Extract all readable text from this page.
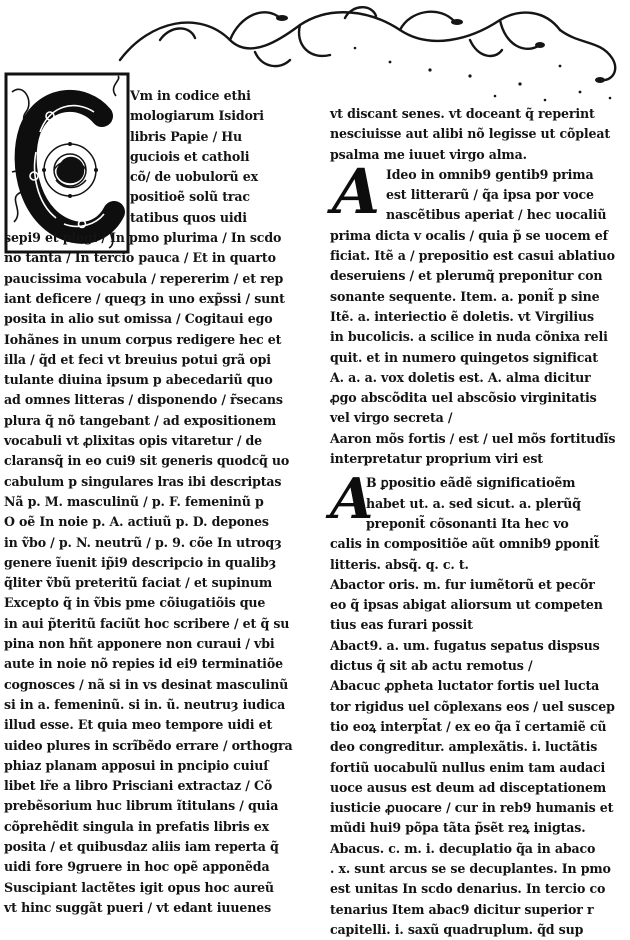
Vm in codice ethi
mologiarum Isidori
libris Papie / Hu
guciois et catholi
cõ/ de uobulorũ ex
positioẽ solũ trac
tatibus quos uidi
sepi9 et plegi / In pmo plurima / In scdo
nõ tanta / In tercio pauca / Et in quarto
paucissima vocabula / repererim / et rep
iant deficere / queqȝ in uno exp̃ssi / sunt
posita in alio sut omissa / Cogitaui ego
Iohãnes in unum corpus redigere hec et
illa / q̃d et feci vt breuius potui grã opi
tulante diuina ipsum p abecedariũ quo
ad omnes litteras / disponendo / r̃secans
plura q̃ nõ tangebant / ad expositionem
vocabuli vt ꝓlixitas opis vitaretur / de
claransq̃ in eo cui9 sit generis quodcq̃ uo
cabulum p singulares lras ibi descriptas
Nã p. M. masculinũ / p. F. femeninũ p
O oẽ In noie p. A. actiuũ p. D. depones
in ṽbo / p. N. neutrũ / p. 9. cõe In utroqȝ
genere ĩuenit ip̃i9 descripcio in qualibȝ
q̃liter ṽbũ preteritũ faciat / et supinum
Excepto q̃ in ṽbis pme cõiugatiõis que
in aui p̃teritũ faciũt hoc scribere / et q̃ su
pina non hñt apponere non curaui / vbi
aute in noie nõ repies id ei9 terminatiõe
cognosces / nã si in vs desinat masculinũ
si in a. femeninũ. si in. ũ. neutruȝ iudica
illud esse. Et quia meo tempore uidi et
uideo plures in scrĩbẽdo errare / orthogra
phiaz planam apposui in pncipio cuiuſ
libet lr̃e a libro Prisciani extractaz / Cõ
prebẽsorium huc librum ĩtitulans / quia
cõprehẽdit singula in prefatis libris ex
posita / et quibusdaz aliis iam reperta q̃
uidi fore 9gruere in hoc opẽ apponẽda
Suscipiant lactẽtes igit opus hoc aureũ
vt hinc suggãt pueri / vt edant iuuenes
vt discant senes. vt doceant q̃ reperint
nesciuisse aut alibi nõ legisse ut cõpleat
psalma me iuuet virgo alma.
A
Ideo in omnib9 gentib9 prima
est litterarũ / q̃a ipsa por voce
nascẽtibus aperiat / hec uocaliũ
prima dicta v ocalis / quia p̃ se uocem ef
ficiat. Itẽ a / prepositio est casui ablatiuo
deseruiens / et plerumq̃ preponitur con
sonante sequente. Item. a. ponit̃ p sine
Itẽ. a. interiectio ẽ doletis. vt Virgilius
in bucolicis. a scilice in nuda cõnixa reli
quit. et in numero quingetos significat
A. a. a. vox doletis est. A. alma dicitur
ꝓgo abscõdita uel abscõsio virginitatis
vel virgo secreta /
Aaron mõs fortis / est / uel mõs fortitudĩs
interpretatur proprium viri est
A
B ꝑpositio eãdẽ significatioẽm
habet ut. a. sed sicut. a. plerũq̃
preponit̃ cõsonanti Ita hec vo
calis in compositiõe aũt omnib9 ꝑponit̃
litteris. absq̃. q. c. t.
Abactor oris. m. fur iumẽtorũ et pecõr
eo q̃ ipsas abigat aliorsum ut competen
tius eas furari possit
Abact9. a. um. fugatus sepatus dispsus
dictus q̃ sit ab actu remotus /
Abacuc ꝓpheta luctator fortis uel lucta
tor rigidus uel cõplexans eos / uel suscep
tio eoꝝ interpt̃at / ex eo q̃a ĩ certamiẽ cũ
deo congreditur. amplexãtis. i. luctãtis
fortiũ uocabulũ nullus enim tam audaci
uoce ausus est deum ad disceptationem
iusticie ꝓuocare / cur in reb9 humanis et
mũdi hui9 põpa tãta p̃sẽt reꝝ inigtas.
Abacus. c. m. i. decuplatio q̃a in abaco
. x. sunt arcus se se decuplantes. In pmo
est unitas In scdo denarius. In tercio co
tenarius Item abac9 dicitur superior r
capitelli. i. saxũ quadruplum. q̃d sup
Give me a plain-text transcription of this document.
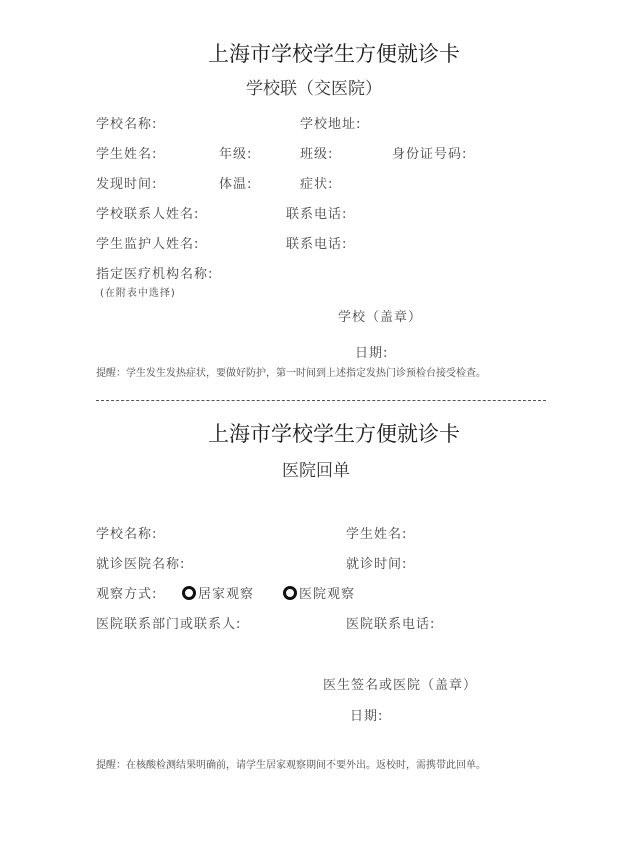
上海市学校学生方便就诊卡
学校联（交医院）
学校名称:	学校地址:
学生姓名:	年级:	班级:	身份证号码:
发现时间:	体温:	症状:
学校联系人姓名:	联系电话:
学生监护人姓名:	联系电话:
指定医疗机构名称:
(在附表中选择)
学校（盖章）
日期:
提醒：学生发生发热症状，要做好防护，第一时间到上述指定发热门诊预检台接受检查。
上海市学校学生方便就诊卡
医院回单
学校名称:	学生姓名:
就诊医院名称:	就诊时间:
观察方式:	居家观察	医院观察
医院联系部门或联系人:	医院联系电话:
医生签名或医院（盖章）
日期:
提醒：在核酸检测结果明确前，请学生居家观察期间不要外出。返校时，需携带此回单。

# [TO BE DONE]
Find the lines that include the string "posita", then copy each of them.

# [THE RESPONSE]
posita in alio sut omissa / Cogitaui ego
posita / et quibusdaz aliis iam reperta q̃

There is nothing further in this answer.